OBJECTIVE — Give only the number of lines where "data" occurs.
════════
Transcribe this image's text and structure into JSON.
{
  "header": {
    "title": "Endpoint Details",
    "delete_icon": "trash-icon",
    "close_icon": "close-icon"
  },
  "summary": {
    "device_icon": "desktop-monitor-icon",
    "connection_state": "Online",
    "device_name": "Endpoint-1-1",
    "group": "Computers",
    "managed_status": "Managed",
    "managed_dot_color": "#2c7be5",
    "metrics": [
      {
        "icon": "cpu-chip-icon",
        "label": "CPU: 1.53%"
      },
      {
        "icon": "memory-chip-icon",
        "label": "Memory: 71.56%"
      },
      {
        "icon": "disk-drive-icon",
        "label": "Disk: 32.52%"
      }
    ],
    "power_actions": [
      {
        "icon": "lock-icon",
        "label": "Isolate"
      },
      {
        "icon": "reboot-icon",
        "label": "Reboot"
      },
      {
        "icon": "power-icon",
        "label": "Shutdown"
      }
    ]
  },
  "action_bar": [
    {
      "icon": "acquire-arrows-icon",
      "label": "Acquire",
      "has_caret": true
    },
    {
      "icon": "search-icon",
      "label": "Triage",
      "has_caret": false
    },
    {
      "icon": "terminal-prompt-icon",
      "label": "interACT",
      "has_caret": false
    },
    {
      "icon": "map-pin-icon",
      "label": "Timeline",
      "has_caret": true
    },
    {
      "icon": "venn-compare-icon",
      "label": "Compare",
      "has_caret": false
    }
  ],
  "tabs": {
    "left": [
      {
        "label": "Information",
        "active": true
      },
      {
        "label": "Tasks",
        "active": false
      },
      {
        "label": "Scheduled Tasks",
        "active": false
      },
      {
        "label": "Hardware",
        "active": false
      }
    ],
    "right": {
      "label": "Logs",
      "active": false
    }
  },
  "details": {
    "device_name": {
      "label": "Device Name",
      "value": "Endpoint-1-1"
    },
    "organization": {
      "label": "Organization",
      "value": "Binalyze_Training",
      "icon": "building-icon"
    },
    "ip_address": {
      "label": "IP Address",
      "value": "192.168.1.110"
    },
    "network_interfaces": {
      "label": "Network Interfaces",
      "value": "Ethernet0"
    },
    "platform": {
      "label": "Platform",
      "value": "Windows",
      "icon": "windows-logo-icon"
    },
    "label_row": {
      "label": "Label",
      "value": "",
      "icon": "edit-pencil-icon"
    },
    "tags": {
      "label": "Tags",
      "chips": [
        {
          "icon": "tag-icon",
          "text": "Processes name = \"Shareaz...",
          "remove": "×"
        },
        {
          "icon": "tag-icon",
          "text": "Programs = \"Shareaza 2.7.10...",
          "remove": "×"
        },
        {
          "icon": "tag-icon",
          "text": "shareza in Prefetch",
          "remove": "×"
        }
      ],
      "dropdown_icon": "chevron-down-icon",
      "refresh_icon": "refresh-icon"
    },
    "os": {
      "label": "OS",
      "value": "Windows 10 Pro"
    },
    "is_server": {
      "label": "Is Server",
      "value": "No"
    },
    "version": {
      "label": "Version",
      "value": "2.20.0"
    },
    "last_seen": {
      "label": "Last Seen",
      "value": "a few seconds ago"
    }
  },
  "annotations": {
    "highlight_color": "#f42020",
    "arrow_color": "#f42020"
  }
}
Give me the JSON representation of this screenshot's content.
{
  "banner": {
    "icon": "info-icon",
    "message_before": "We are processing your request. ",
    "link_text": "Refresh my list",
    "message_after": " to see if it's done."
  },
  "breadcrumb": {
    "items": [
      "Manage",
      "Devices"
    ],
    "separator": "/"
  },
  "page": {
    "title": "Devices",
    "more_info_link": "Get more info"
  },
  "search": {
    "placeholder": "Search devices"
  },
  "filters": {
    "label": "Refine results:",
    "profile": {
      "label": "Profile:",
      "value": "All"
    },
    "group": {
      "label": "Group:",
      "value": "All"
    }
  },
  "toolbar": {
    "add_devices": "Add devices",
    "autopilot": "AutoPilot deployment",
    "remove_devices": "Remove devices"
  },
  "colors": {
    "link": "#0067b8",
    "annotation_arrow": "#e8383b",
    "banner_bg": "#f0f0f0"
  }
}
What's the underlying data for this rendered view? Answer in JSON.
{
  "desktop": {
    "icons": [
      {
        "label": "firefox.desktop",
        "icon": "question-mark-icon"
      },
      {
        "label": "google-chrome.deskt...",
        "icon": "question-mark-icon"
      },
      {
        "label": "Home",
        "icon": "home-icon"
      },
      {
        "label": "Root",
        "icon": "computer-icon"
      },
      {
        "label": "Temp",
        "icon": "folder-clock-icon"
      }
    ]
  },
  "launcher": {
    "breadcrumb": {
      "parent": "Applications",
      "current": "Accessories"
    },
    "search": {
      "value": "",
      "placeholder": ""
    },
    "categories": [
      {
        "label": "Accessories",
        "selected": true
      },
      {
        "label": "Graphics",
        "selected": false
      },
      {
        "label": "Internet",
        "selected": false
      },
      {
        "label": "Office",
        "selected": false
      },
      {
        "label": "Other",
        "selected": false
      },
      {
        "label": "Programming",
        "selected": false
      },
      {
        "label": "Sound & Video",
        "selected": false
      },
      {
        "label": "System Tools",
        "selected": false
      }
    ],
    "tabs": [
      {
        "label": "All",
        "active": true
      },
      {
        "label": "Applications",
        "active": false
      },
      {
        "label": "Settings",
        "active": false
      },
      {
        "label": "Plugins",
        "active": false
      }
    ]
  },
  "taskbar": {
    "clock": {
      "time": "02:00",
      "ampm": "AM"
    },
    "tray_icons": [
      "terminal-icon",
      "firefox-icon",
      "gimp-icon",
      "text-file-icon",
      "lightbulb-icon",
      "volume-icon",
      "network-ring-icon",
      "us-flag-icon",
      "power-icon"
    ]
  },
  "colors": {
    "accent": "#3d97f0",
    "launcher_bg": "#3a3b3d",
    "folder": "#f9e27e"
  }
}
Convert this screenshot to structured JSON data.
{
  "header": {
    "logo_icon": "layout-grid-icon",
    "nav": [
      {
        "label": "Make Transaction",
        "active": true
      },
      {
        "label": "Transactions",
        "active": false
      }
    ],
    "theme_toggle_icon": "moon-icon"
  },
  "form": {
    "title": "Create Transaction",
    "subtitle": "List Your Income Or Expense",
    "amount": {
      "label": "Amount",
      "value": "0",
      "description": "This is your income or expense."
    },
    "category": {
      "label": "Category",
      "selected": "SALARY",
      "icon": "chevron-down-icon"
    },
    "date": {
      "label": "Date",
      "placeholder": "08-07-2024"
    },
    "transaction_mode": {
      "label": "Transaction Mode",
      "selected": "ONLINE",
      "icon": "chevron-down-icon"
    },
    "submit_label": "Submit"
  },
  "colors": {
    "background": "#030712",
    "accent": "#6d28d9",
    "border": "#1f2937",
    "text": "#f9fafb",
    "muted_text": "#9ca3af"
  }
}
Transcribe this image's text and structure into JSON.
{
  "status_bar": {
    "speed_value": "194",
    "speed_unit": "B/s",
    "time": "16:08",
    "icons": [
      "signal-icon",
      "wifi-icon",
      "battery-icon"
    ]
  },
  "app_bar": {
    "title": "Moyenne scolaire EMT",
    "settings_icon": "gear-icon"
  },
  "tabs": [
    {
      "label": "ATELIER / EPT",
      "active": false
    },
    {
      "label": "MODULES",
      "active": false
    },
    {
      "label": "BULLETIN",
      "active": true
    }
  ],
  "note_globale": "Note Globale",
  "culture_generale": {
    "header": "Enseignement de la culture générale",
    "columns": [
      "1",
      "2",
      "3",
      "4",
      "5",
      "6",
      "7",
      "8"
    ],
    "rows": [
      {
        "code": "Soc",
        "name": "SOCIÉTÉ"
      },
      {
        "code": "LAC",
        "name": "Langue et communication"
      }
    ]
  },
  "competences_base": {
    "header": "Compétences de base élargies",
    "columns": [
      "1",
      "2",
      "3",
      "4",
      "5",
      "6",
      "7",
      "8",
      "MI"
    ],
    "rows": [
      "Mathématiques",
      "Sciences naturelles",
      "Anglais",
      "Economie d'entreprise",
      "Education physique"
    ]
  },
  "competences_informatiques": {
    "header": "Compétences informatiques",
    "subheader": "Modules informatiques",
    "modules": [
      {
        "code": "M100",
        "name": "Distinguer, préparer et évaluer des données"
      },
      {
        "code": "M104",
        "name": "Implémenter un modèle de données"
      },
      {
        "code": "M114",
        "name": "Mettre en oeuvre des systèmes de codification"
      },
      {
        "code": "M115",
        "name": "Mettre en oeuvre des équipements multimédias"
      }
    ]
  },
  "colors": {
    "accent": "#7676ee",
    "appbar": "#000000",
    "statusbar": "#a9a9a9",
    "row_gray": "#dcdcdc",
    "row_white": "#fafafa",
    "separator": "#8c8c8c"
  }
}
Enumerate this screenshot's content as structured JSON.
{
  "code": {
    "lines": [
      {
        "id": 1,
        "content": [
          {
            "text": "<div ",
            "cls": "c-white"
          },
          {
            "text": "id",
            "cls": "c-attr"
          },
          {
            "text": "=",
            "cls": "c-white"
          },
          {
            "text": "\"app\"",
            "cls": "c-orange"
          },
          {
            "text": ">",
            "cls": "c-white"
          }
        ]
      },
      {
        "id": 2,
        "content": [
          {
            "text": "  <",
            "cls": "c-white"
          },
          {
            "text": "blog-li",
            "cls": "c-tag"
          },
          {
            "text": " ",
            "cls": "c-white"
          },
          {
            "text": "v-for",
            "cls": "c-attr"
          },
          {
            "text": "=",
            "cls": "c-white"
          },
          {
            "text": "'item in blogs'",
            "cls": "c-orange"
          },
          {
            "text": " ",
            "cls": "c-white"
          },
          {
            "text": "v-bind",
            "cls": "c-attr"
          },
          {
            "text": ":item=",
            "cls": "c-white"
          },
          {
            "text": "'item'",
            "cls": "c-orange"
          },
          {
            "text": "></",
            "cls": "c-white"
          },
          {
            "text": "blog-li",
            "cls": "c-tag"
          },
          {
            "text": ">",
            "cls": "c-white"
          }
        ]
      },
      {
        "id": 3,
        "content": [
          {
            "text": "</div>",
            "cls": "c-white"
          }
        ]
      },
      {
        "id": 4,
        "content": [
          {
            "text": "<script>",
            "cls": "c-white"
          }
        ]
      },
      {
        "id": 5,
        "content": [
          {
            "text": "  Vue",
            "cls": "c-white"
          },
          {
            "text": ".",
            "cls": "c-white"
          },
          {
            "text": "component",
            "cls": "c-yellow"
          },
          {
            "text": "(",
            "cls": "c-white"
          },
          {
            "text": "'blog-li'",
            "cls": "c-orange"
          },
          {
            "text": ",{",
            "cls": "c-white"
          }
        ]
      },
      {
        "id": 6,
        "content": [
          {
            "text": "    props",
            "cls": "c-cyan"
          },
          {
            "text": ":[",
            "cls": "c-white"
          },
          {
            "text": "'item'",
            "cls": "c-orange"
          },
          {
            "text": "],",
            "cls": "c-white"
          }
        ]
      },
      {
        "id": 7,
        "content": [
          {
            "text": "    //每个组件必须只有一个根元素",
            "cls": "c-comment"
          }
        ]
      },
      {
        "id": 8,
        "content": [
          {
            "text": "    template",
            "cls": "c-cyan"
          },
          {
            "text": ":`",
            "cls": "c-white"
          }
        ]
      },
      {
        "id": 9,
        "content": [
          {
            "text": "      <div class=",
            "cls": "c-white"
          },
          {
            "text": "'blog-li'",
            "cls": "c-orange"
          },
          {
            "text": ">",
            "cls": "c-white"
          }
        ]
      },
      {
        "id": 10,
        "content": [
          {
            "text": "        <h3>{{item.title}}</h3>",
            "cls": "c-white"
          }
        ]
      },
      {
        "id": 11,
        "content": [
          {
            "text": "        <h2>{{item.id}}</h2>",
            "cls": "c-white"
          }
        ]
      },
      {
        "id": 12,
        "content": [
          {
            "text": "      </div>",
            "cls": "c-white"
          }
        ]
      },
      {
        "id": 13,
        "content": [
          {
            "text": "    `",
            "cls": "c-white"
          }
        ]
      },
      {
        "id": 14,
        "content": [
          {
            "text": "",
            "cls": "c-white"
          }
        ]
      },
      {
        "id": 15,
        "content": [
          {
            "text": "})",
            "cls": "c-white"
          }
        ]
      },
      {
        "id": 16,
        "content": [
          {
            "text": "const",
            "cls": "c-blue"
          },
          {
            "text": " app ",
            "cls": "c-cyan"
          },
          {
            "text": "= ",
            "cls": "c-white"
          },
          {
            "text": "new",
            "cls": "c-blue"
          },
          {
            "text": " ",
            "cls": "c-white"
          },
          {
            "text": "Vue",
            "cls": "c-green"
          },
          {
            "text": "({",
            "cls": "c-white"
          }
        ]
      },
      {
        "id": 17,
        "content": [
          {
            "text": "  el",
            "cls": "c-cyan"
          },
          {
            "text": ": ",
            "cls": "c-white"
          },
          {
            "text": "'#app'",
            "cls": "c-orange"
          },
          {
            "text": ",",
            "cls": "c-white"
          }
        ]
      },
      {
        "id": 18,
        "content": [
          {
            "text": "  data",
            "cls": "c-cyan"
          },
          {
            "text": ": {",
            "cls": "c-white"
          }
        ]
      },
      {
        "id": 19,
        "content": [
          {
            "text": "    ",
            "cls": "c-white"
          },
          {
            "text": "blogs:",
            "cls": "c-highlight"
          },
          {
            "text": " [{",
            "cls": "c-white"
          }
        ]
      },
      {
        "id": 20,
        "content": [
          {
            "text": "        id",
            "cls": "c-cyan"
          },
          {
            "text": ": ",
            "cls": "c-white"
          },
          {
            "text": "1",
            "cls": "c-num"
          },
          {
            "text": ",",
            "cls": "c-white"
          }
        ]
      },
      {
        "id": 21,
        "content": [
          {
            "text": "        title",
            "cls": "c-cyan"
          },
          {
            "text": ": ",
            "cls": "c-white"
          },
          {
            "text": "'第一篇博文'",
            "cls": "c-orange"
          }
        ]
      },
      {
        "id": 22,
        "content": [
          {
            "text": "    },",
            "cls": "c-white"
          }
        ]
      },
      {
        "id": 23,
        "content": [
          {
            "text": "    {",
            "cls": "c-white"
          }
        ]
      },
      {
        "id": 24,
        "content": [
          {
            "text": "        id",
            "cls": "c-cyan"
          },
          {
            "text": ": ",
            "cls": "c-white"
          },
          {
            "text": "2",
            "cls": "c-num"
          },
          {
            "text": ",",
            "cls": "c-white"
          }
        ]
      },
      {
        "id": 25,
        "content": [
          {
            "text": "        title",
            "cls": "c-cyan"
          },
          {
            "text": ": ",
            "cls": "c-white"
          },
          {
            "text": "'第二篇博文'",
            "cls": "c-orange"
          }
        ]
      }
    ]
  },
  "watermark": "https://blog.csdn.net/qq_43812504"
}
════════
WRITTEN SOLUTION — 3